## Description of the task
Set the listing down again in full, word for word, with the pictures left out.

(Entries taken from a collection)
------------------------------------

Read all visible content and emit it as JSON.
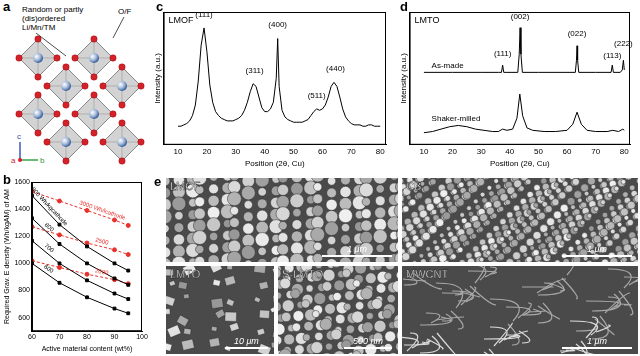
{
  "panel_a": {
    "label": "a",
    "annotation_lines": [
      "Random or partly",
      "(dis)ordered",
      "Li/Mn/TM"
    ],
    "site_label": "O/F",
    "axes": [
      "c",
      "a",
      "b"
    ]
  },
  "chart_data": [
    {
      "panel": "b",
      "type": "line",
      "x_label": "Active material content (wt%)",
      "y_label": "Required Grav. E density (Wh/kgAM) of AM",
      "x": [
        60,
        70,
        80,
        90,
        95
      ],
      "series": [
        {
          "name": "900 Wh/kgcathode",
          "color": "#000000",
          "marker": "square",
          "line_style": "solid",
          "values": [
            1500,
            1286,
            1125,
            1000,
            947
          ]
        },
        {
          "name": "800",
          "color": "#000000",
          "marker": "square",
          "line_style": "solid",
          "values": [
            1333,
            1143,
            1000,
            889,
            842
          ]
        },
        {
          "name": "700",
          "color": "#000000",
          "marker": "square",
          "line_style": "solid",
          "values": [
            1167,
            1000,
            875,
            778,
            737
          ]
        },
        {
          "name": "600",
          "color": "#000000",
          "marker": "square",
          "line_style": "solid",
          "values": [
            1000,
            857,
            750,
            667,
            632
          ]
        },
        {
          "name": "3000 Wh/lcathode",
          "color": "#e8312a",
          "marker": "circle",
          "line_style": "dashed",
          "values": [
            1530,
            1460,
            1390,
            1320,
            1280
          ]
        },
        {
          "name": "2500",
          "color": "#e8312a",
          "marker": "circle",
          "line_style": "dashed",
          "values": [
            1270,
            1210,
            1150,
            1100,
            1065
          ]
        },
        {
          "name": "2000",
          "color": "#e8312a",
          "marker": "circle",
          "line_style": "dashed",
          "values": [
            1020,
            970,
            920,
            880,
            850
          ]
        }
      ],
      "xlim": [
        60,
        100
      ],
      "xticks": [
        60,
        70,
        80,
        90,
        100
      ],
      "ylim": [
        500,
        1600
      ],
      "yticks": [
        600,
        800,
        1000,
        1200,
        1400,
        1600
      ],
      "grid": false
    },
    {
      "panel": "c",
      "type": "line",
      "title": "LMOF",
      "x_label": "Position (2θ, Cu)",
      "y_label": "Intensity (a.u.)",
      "x": [
        10,
        11,
        12,
        13,
        14,
        15,
        16,
        17,
        18,
        19,
        20,
        21,
        22,
        23,
        24,
        25,
        26,
        27,
        28,
        29,
        30,
        31,
        32,
        33,
        34,
        35,
        36,
        37,
        38,
        39,
        40,
        41,
        42,
        43,
        44,
        44.5,
        45,
        46,
        47,
        48,
        49,
        50,
        51,
        52,
        53,
        54,
        55,
        56,
        57,
        58,
        59,
        60,
        61,
        62,
        63,
        64,
        65,
        66,
        67,
        68,
        69,
        70,
        71,
        72,
        73,
        74,
        75,
        76,
        77,
        78,
        79,
        80
      ],
      "values": [
        14,
        14,
        15,
        16,
        18,
        22,
        30,
        48,
        75,
        88,
        70,
        45,
        32,
        25,
        22,
        20,
        19,
        18,
        18,
        18,
        19,
        20,
        22,
        26,
        32,
        40,
        46,
        44,
        36,
        28,
        25,
        25,
        27,
        32,
        50,
        80,
        44,
        26,
        21,
        19,
        18,
        17,
        17,
        17,
        17,
        18,
        19,
        22,
        25,
        27,
        26,
        27,
        30,
        36,
        44,
        47,
        44,
        36,
        27,
        21,
        18,
        16,
        15,
        15,
        15,
        14,
        14,
        15,
        15,
        14,
        14,
        14
      ],
      "color": "#000000",
      "xlim": [
        5,
        82
      ],
      "xticks": [
        10,
        20,
        30,
        40,
        50,
        60,
        70,
        80
      ],
      "ylim": [
        0,
        100
      ],
      "tick_labels": "x",
      "grid": false,
      "annotations": [
        {
          "text": "(111)",
          "x": 19,
          "y": 95
        },
        {
          "text": "(311)",
          "x": 36.5,
          "y": 53
        },
        {
          "text": "(400)",
          "x": 44.5,
          "y": 87
        },
        {
          "text": "(511)",
          "x": 58,
          "y": 34
        },
        {
          "text": "(440)",
          "x": 64.5,
          "y": 54
        }
      ]
    },
    {
      "panel": "d",
      "type": "line",
      "title": "LMTO",
      "x_label": "Position (2θ, Cu)",
      "y_label": "Intensity (a.u.)",
      "series": [
        {
          "name": "As-made",
          "color": "#000000",
          "x": [
            10,
            20,
            30,
            36,
            37.1,
            37.5,
            37.9,
            39,
            42.8,
            43.3,
            43.6,
            43.9,
            44.4,
            50,
            60,
            62.9,
            63.3,
            63.5,
            63.7,
            64.1,
            70,
            75.4,
            75.8,
            76.2,
            78.6,
            79.3,
            79.7,
            80
          ],
          "values": [
            60,
            60,
            60,
            60,
            60,
            66,
            60,
            60,
            60,
            75,
            97,
            75,
            60,
            60,
            60,
            60,
            70,
            82,
            70,
            60,
            60,
            60,
            66,
            60,
            60,
            62,
            70,
            62
          ]
        },
        {
          "name": "Shaker-milled",
          "color": "#000000",
          "x": [
            10,
            13,
            16,
            19,
            22,
            25,
            28,
            31,
            34,
            36,
            37.5,
            39,
            41,
            42.5,
            43.5,
            44.5,
            46,
            48,
            52,
            56,
            60,
            62,
            63.5,
            65,
            67,
            70,
            74,
            76,
            78,
            79.5,
            80
          ],
          "values": [
            10,
            11,
            13,
            15,
            16,
            15,
            13,
            12,
            11,
            11,
            13,
            12,
            13,
            22,
            42,
            24,
            14,
            12,
            11,
            11,
            12,
            17,
            27,
            17,
            12,
            11,
            11,
            12,
            11,
            13,
            12
          ]
        }
      ],
      "xlim": [
        5,
        82
      ],
      "xticks": [
        10,
        20,
        30,
        40,
        50,
        60,
        70,
        80
      ],
      "ylim": [
        0,
        110
      ],
      "tick_labels": "x",
      "grid": false,
      "annotations": [
        {
          "text": "(111)",
          "x": 37.5,
          "y": 72
        },
        {
          "text": "(002)",
          "x": 43.6,
          "y": 103
        },
        {
          "text": "(022)",
          "x": 63.5,
          "y": 89
        },
        {
          "text": "(113)",
          "x": 75.8,
          "y": 70
        },
        {
          "text": "(222)",
          "x": 79.7,
          "y": 80
        }
      ]
    }
  ],
  "panel_e": {
    "label": "e",
    "images": [
      {
        "label": "LMOF",
        "scale_bar": "1 μm"
      },
      {
        "label": "CB",
        "scale_bar": "1 μm"
      },
      {
        "label": "LMTO",
        "scale_bar": "10 μm"
      },
      {
        "label": "S-LMTO",
        "scale_bar": "500 nm"
      },
      {
        "label": "MWCNT",
        "scale_bar": "1 μm"
      }
    ]
  }
}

------------------------------------

## Final result
Read all visible content and emit it as JSON.
{
  "panel_a": {
    "label": "a",
    "annotation_lines": [
      "Random or partly",
      "(dis)ordered",
      "Li/Mn/TM"
    ],
    "site_label": "O/F",
    "axes": [
      "c",
      "a",
      "b"
    ]
  },
  "chart_data": [
    {
      "panel": "b",
      "type": "line",
      "x_label": "Active material content (wt%)",
      "y_label": "Required Grav. E density (Wh/kgAM) of AM",
      "x": [
        60,
        70,
        80,
        90,
        95
      ],
      "series": [
        {
          "name": "900 Wh/kgcathode",
          "color": "#000000",
          "marker": "square",
          "line_style": "solid",
          "values": [
            1500,
            1286,
            1125,
            1000,
            947
          ]
        },
        {
          "name": "800",
          "color": "#000000",
          "marker": "square",
          "line_style": "solid",
          "values": [
            1333,
            1143,
            1000,
            889,
            842
          ]
        },
        {
          "name": "700",
          "color": "#000000",
          "marker": "square",
          "line_style": "solid",
          "values": [
            1167,
            1000,
            875,
            778,
            737
          ]
        },
        {
          "name": "600",
          "color": "#000000",
          "marker": "square",
          "line_style": "solid",
          "values": [
            1000,
            857,
            750,
            667,
            632
          ]
        },
        {
          "name": "3000 Wh/lcathode",
          "color": "#e8312a",
          "marker": "circle",
          "line_style": "dashed",
          "values": [
            1530,
            1460,
            1390,
            1320,
            1280
          ]
        },
        {
          "name": "2500",
          "color": "#e8312a",
          "marker": "circle",
          "line_style": "dashed",
          "values": [
            1270,
            1210,
            1150,
            1100,
            1065
          ]
        },
        {
          "name": "2000",
          "color": "#e8312a",
          "marker": "circle",
          "line_style": "dashed",
          "values": [
            1020,
            970,
            920,
            880,
            850
          ]
        }
      ],
      "xlim": [
        60,
        100
      ],
      "xticks": [
        60,
        70,
        80,
        90,
        100
      ],
      "ylim": [
        500,
        1600
      ],
      "yticks": [
        600,
        800,
        1000,
        1200,
        1400,
        1600
      ],
      "grid": false
    },
    {
      "panel": "c",
      "type": "line",
      "title": "LMOF",
      "x_label": "Position (2θ, Cu)",
      "y_label": "Intensity (a.u.)",
      "x": [
        10,
        11,
        12,
        13,
        14,
        15,
        16,
        17,
        18,
        19,
        20,
        21,
        22,
        23,
        24,
        25,
        26,
        27,
        28,
        29,
        30,
        31,
        32,
        33,
        34,
        35,
        36,
        37,
        38,
        39,
        40,
        41,
        42,
        43,
        44,
        44.5,
        45,
        46,
        47,
        48,
        49,
        50,
        51,
        52,
        53,
        54,
        55,
        56,
        57,
        58,
        59,
        60,
        61,
        62,
        63,
        64,
        65,
        66,
        67,
        68,
        69,
        70,
        71,
        72,
        73,
        74,
        75,
        76,
        77,
        78,
        79,
        80
      ],
      "values": [
        14,
        14,
        15,
        16,
        18,
        22,
        30,
        48,
        75,
        88,
        70,
        45,
        32,
        25,
        22,
        20,
        19,
        18,
        18,
        18,
        19,
        20,
        22,
        26,
        32,
        40,
        46,
        44,
        36,
        28,
        25,
        25,
        27,
        32,
        50,
        80,
        44,
        26,
        21,
        19,
        18,
        17,
        17,
        17,
        17,
        18,
        19,
        22,
        25,
        27,
        26,
        27,
        30,
        36,
        44,
        47,
        44,
        36,
        27,
        21,
        18,
        16,
        15,
        15,
        15,
        14,
        14,
        15,
        15,
        14,
        14,
        14
      ],
      "color": "#000000",
      "xlim": [
        5,
        82
      ],
      "xticks": [
        10,
        20,
        30,
        40,
        50,
        60,
        70,
        80
      ],
      "ylim": [
        0,
        100
      ],
      "tick_labels": "x",
      "grid": false,
      "annotations": [
        {
          "text": "(111)",
          "x": 19,
          "y": 95
        },
        {
          "text": "(311)",
          "x": 36.5,
          "y": 53
        },
        {
          "text": "(400)",
          "x": 44.5,
          "y": 87
        },
        {
          "text": "(511)",
          "x": 58,
          "y": 34
        },
        {
          "text": "(440)",
          "x": 64.5,
          "y": 54
        }
      ]
    },
    {
      "panel": "d",
      "type": "line",
      "title": "LMTO",
      "x_label": "Position (2θ, Cu)",
      "y_label": "Intensity (a.u.)",
      "series": [
        {
          "name": "As-made",
          "color": "#000000",
          "x": [
            10,
            20,
            30,
            36,
            37.1,
            37.5,
            37.9,
            39,
            42.8,
            43.3,
            43.6,
            43.9,
            44.4,
            50,
            60,
            62.9,
            63.3,
            63.5,
            63.7,
            64.1,
            70,
            75.4,
            75.8,
            76.2,
            78.6,
            79.3,
            79.7,
            80
          ],
          "values": [
            60,
            60,
            60,
            60,
            60,
            66,
            60,
            60,
            60,
            75,
            97,
            75,
            60,
            60,
            60,
            60,
            70,
            82,
            70,
            60,
            60,
            60,
            66,
            60,
            60,
            62,
            70,
            62
          ]
        },
        {
          "name": "Shaker-milled",
          "color": "#000000",
          "x": [
            10,
            13,
            16,
            19,
            22,
            25,
            28,
            31,
            34,
            36,
            37.5,
            39,
            41,
            42.5,
            43.5,
            44.5,
            46,
            48,
            52,
            56,
            60,
            62,
            63.5,
            65,
            67,
            70,
            74,
            76,
            78,
            79.5,
            80
          ],
          "values": [
            10,
            11,
            13,
            15,
            16,
            15,
            13,
            12,
            11,
            11,
            13,
            12,
            13,
            22,
            42,
            24,
            14,
            12,
            11,
            11,
            12,
            17,
            27,
            17,
            12,
            11,
            11,
            12,
            11,
            13,
            12
          ]
        }
      ],
      "xlim": [
        5,
        82
      ],
      "xticks": [
        10,
        20,
        30,
        40,
        50,
        60,
        70,
        80
      ],
      "ylim": [
        0,
        110
      ],
      "tick_labels": "x",
      "grid": false,
      "annotations": [
        {
          "text": "(111)",
          "x": 37.5,
          "y": 72
        },
        {
          "text": "(002)",
          "x": 43.6,
          "y": 103
        },
        {
          "text": "(022)",
          "x": 63.5,
          "y": 89
        },
        {
          "text": "(113)",
          "x": 75.8,
          "y": 70
        },
        {
          "text": "(222)",
          "x": 79.7,
          "y": 80
        }
      ]
    }
  ],
  "panel_e": {
    "label": "e",
    "images": [
      {
        "label": "LMOF",
        "scale_bar": "1 μm"
      },
      {
        "label": "CB",
        "scale_bar": "1 μm"
      },
      {
        "label": "LMTO",
        "scale_bar": "10 μm"
      },
      {
        "label": "S-LMTO",
        "scale_bar": "500 nm"
      },
      {
        "label": "MWCNT",
        "scale_bar": "1 μm"
      }
    ]
  }
}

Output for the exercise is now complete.